All in all I think that the Ehiem is going to work out much cheaper than the Fluval in the long term. (apart from the fact that it actually works)

Oh yes. it only does 16 Watts if electricity and no you can not hear it AT ALL.

So apart from the GREEN hosing and fittings.

Whats not to like?


----------



## diamondd7711

I have a 406 as well and I was having flow problems, to the point there was almost none. I completely took the filter apart and cleaned as you have, still low flow. Then I found a similar post and discovered that the impellers on the fluval are very sensitive to wear. The blades on mine were just very slightly rounded on the corners. Replaced impeller, works great again.


----------



## sundragon

diamondd7711 said:


> I have a 406 as well and I was having flow problems, to the point there was almost none. I completely took the filter apart and cleaned as you have, still low flow. Then I found a similar post and discovered that the impellers on the fluval are very sensitive to wear. The blades on mine were just very slightly rounded on the corners. Replaced impeller, works great again.


How long had you owned the filter for this to happen?


----------



## sundragon

Delexboarfoot said:


> This morning I installed the the Ehiem.
> 
> Whats not to like?


Congratulations! I'm jelly 

I haven't seen the "600" model in the states - what's the SKU/part number so I can check the prices?


----------



## Delexboarfoot

sundragon said:


> Congratulations! I'm jelly
> 
> I haven't seen the "600" model in the states - what's the SKU/part number so I can check the prices?


2075. is the number on the box.

Manual can be downloaded from here

http://www.trilbytropicals.com/EHEIMPARTSHEETS.HTM

Same site sells them (it's an American site) $289.99. That's not to say that's the best price.

http://www.shop.trilbytropicals.com/category.sc?categoryId=3 

600 refers to; 600 liters. You guys still use old money, that's probably why it don't come up on a search for 600. It's described as; 

Eheim 2075 Pro 3 Canister Filter.

Beware when buying! Make sure the one you get comes with media. Over wise lots of extra pennys.


----------



## Delexboarfoot

diamondd7711 said:


> that the impellers on the fluval are very sensitive to wear.

→ Requirements
Rewrite the aquarium filter thread starting at "Manual can be" and ending at "3 Canister Filter.", replacing "site" with "website".

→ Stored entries

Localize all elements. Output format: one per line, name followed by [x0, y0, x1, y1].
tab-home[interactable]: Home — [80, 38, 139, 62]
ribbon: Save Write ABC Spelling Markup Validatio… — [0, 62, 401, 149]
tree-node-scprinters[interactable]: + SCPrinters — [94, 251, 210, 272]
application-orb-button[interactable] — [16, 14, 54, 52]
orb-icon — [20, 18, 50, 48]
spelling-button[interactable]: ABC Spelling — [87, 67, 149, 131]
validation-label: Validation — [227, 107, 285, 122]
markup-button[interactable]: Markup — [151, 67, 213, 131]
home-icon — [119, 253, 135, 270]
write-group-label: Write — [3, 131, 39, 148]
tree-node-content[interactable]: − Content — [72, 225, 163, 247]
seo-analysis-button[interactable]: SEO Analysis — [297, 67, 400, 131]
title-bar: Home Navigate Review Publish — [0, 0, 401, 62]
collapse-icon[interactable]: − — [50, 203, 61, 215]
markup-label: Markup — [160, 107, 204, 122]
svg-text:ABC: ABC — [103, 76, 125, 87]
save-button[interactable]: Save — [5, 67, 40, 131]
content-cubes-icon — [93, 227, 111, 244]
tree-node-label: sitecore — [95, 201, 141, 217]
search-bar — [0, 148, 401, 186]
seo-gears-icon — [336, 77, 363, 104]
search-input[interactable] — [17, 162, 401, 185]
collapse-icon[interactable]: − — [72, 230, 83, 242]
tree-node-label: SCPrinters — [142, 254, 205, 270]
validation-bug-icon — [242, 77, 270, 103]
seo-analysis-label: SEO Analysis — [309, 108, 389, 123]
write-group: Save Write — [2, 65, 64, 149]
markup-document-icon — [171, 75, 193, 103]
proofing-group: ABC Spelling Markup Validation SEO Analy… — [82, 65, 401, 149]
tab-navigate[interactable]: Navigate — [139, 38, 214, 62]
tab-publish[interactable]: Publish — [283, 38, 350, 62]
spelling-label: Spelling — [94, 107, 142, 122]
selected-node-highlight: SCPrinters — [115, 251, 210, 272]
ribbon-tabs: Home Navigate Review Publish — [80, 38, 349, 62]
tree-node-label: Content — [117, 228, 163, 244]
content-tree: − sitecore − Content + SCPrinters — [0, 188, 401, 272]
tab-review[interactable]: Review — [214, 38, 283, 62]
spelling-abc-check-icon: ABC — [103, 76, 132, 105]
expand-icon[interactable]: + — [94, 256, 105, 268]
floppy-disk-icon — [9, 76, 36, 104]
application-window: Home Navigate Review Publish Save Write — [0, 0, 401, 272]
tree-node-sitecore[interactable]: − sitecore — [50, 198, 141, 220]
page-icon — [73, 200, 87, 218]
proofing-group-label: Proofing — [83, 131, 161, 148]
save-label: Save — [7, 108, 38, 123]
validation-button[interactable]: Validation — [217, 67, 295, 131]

→ Solution to the exercise
Manual can be downloaded from here

http://www.trilbytropicals.com/EHEIMPARTSHEETS.HTM

Same website sells them (it's an American website) $289.99. That's not to say that's the best price.

http://www.shop.trilbytropicals.com/category.sc?categoryId=3 

600 refers to; 600 liters. You guys still use old money, that's probably why it don't come up on a search for 600. It's described as; 

Eheim 2075 Pro 3 Canister Filter.